-- WHAT YOU NEED TO DO --
In the copy, keep every record exact and leave out all images.

A block of data:
________________________________________
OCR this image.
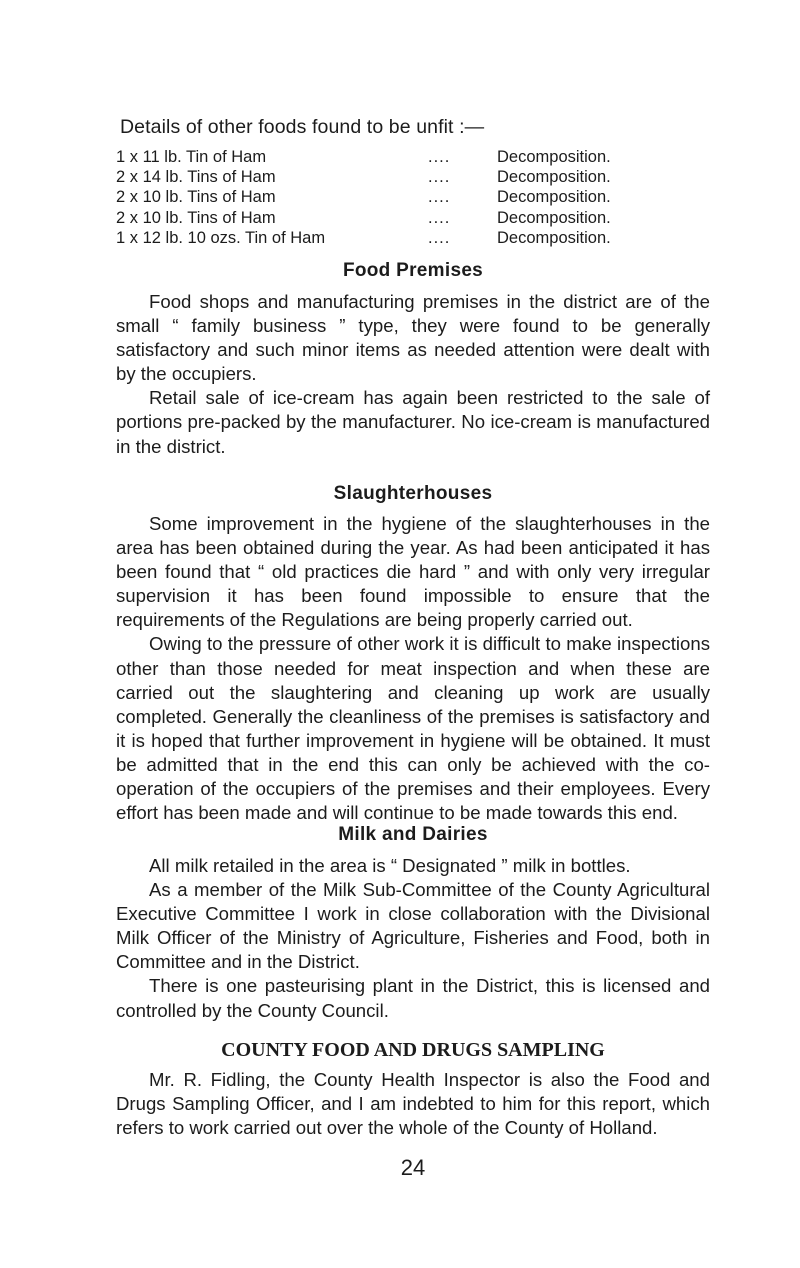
Details of other foods found to be unfit :—
1 x 11 lb. Tin of Ham	....	Decomposition.
2 x 14 lb. Tins of Ham	....	Decomposition.
2 x 10 lb. Tins of Ham	....	Decomposition.
2 x 10 lb. Tins of Ham	....	Decomposition.
1 x 12 lb. 10 ozs. Tin of Ham	....	Decomposition.
Food Premises

Food shops and manufacturing premises in the district are of the small “ family business ” type, they were found to be generally satisfactory and such minor items as needed attention were dealt with by the occupiers.

Retail sale of ice-cream has again been restricted to the sale of portions pre-packed by the manufacturer. No ice-cream is manufactured in the district.

Slaughterhouses

Some improvement in the hygiene of the slaughterhouses in the area has been obtained during the year. As had been anticipated it has been found that “ old practices die hard ” and with only very irregular supervision it has been found impossible to ensure that the requirements of the Regulations are being properly carried out.

Owing to the pressure of other work it is difficult to make inspections other than those needed for meat inspection and when these are carried out the slaughtering and cleaning up work are usually completed. Generally the cleanliness of the premises is satisfactory and it is hoped that further improvement in hygiene will be obtained. It must be admitted that in the end this can only be achieved with the co-operation of the occupiers of the premises and their employees. Every effort has been made and will continue to be made towards this end.

Milk and Dairies

All milk retailed in the area is “ Designated ” milk in bottles.

As a member of the Milk Sub-Committee of the County Agricultural Executive Committee I work in close collaboration with the Divisional Milk Officer of the Ministry of Agriculture, Fisheries and Food, both in Committee and in the District.

There is one pasteurising plant in the District, this is licensed and controlled by the County Council.

COUNTY FOOD AND DRUGS SAMPLING

Mr. R. Fidling, the County Health Inspector is also the Food and Drugs Sampling Officer, and I am indebted to him for this report, which refers to work carried out over the whole of the County of Holland.

24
________________________________________
-- CORRECT RESULT --
OCR this image.
Details of other foods found to be unfit :—
1 x 11 lb. Tin of Ham	....	Decomposition.
2 x 14 lb. Tins of Ham	....	Decomposition.
2 x 10 lb. Tins of Ham	....	Decomposition.
2 x 10 lb. Tins of Ham	....	Decomposition.
1 x 12 lb. 10 ozs. Tin of Ham	....	Decomposition.
Food Premises

Food shops and manufacturing premises in the district are of the small “ family business ” type, they were found to be generally satisfactory and such minor items as needed attention were dealt with by the occupiers.

Retail sale of ice-cream has again been restricted to the sale of portions pre-packed by the manufacturer. No ice-cream is manufactured in the district.

Slaughterhouses

Some improvement in the hygiene of the slaughterhouses in the area has been obtained during the year. As had been anticipated it has been found that “ old practices die hard ” and with only very irregular supervision it has been found impossible to ensure that the requirements of the Regulations are being properly carried out.

Owing to the pressure of other work it is difficult to make inspections other than those needed for meat inspection and when these are carried out the slaughtering and cleaning up work are usually completed. Generally the cleanliness of the premises is satisfactory and it is hoped that further improvement in hygiene will be obtained. It must be admitted that in the end this can only be achieved with the co-operation of the occupiers of the premises and their employees. Every effort has been made and will continue to be made towards this end.

Milk and Dairies

All milk retailed in the area is “ Designated ” milk in bottles.

As a member of the Milk Sub-Committee of the County Agricultural Executive Committee I work in close collaboration with the Divisional Milk Officer of the Ministry of Agriculture, Fisheries and Food, both in Committee and in the District.

There is one pasteurising plant in the District, this is licensed and controlled by the County Council.

COUNTY FOOD AND DRUGS SAMPLING

Mr. R. Fidling, the County Health Inspector is also the Food and Drugs Sampling Officer, and I am indebted to him for this report, which refers to work carried out over the whole of the County of Holland.

24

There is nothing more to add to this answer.